→ **TEXT BLOCK**
Belfast middle school greenhouse gets greener thanks to industrious students, instructor






























































BELFAST — A group of industrious students and their instructor are working to make the Troy Howard Middle School greenhouse greener by shrinking its carbon footprint.
The school’s garden coordinator, David Wessel, was in the midst of a garlic harvest July 29, along with a gaggle of students ranging in age from incoming sixth graders to soon-to-be high school freshmen.
Behind the garden stands the school’s greenhouse, now stripped of its plastic, empty, and in the midst of updates that will see the energy required to heat the greenhouse in the winter drastically reduced.
Historically, the school has warmed the greenhouse by burning heating oil, with Wessel saying they justified that cost because the greenhouse allows the school to grow a lot of its own food and allows students to remain involved in gardening through the winter.
Still, Wessel said it became harder and harder to justify burning oil to grow food.
“Greenhouses are one of the most energy-intensive things in agriculture, including heating greenhouses in the north,” Wessel said.
“We’ve been trying to figure out how we could get off of fossil fuels and reduce our carbon footprint,” he said. “What we’ve settled on for starters is to build a climate battery, which is basically a network of tubes buried beneath the greenhouse. When the weather is hot, and when the sun is out, the greenhouse itself is the best producer of heat possible, because even in February it will be 95 degrees in there.”
Wessel said he has been planning the changes all winter, “but we really got into tearing it apart in mid-July. Last week we did all the excavation and did all the tubing, but you’ll only see two tubes poking out, everything else will be underground.”
About the process of creating and maintaining a greener greenhouse, Wessel said he considered how much heat a furnace, like the one being replaced, can produce, which he said is “nothing compared to what the greenhouse itself can produce.”
The problem is that the greenhouse can only produce heat when the sun is out.
“So in the winter when the night is 14 hours long, that’s when we really need the heat. The question is, can we capture some of that heat and find a way to store it for when we need it at night and in the winter?” Wessel said.
The answer, he discovered, is a climate battery, which includes one fan and two thermostats.
The climate battery stores energy when it gets hot in the greenhouse, prompting the system to push the “air down through the tubes and back into the greenhouse, so it just circulates air through the soil and all that heat gets stored in the thermal mass of that soil. We heat that soil up to 75 degrees, and then at night when it’s cold the same fan kicks on and uses the same circuit to warm the air,” he explained.

→ **AVAILABLE DATA**
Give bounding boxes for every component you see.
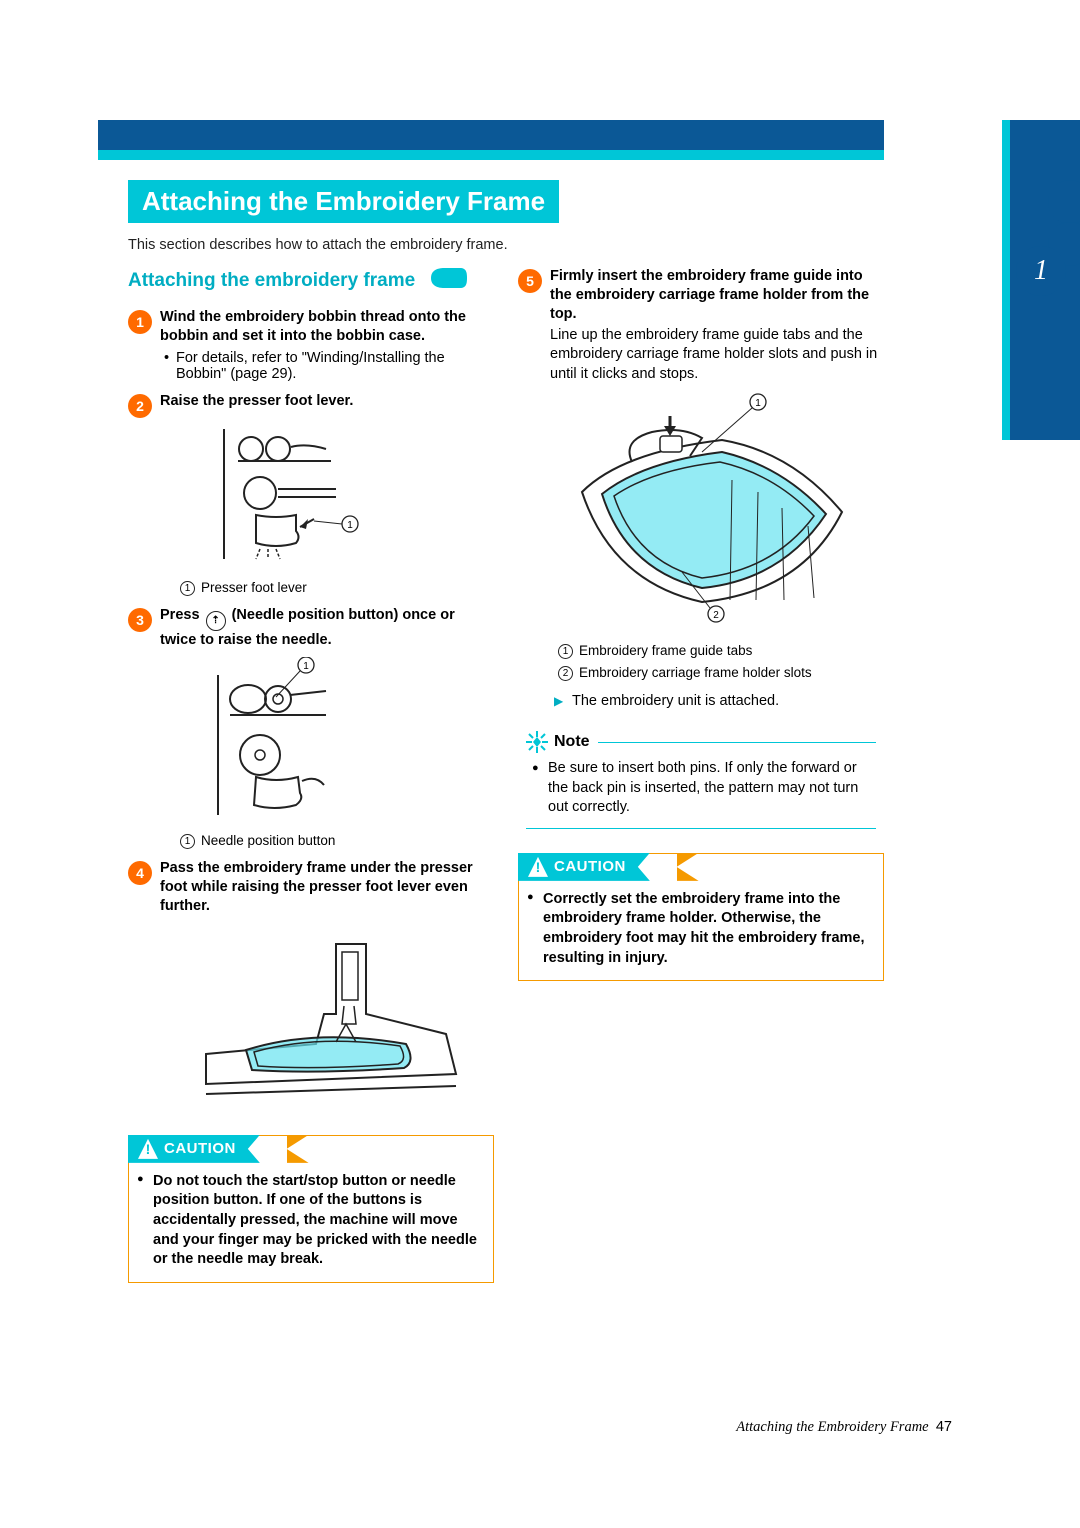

→ **REQUIRED TASK**
Quote the greenhouse article from "BELFAST — A" up to and including "winter drastically reduced.". None of the lines are needed here.

→ **ANSWER BELOW**
BELFAST — A group of industrious students and their instructor are working to make the Troy Howard Middle School greenhouse greener by shrinking its carbon footprint.
The school’s garden coordinator, David Wessel, was in the midst of a garlic harvest July 29, along with a gaggle of students ranging in age from incoming sixth graders to soon-to-be high school freshmen.
Behind the garden stands the school’s greenhouse, now stripped of its plastic, empty, and in the midst of updates that will see the energy required to heat the greenhouse in the winter drastically reduced.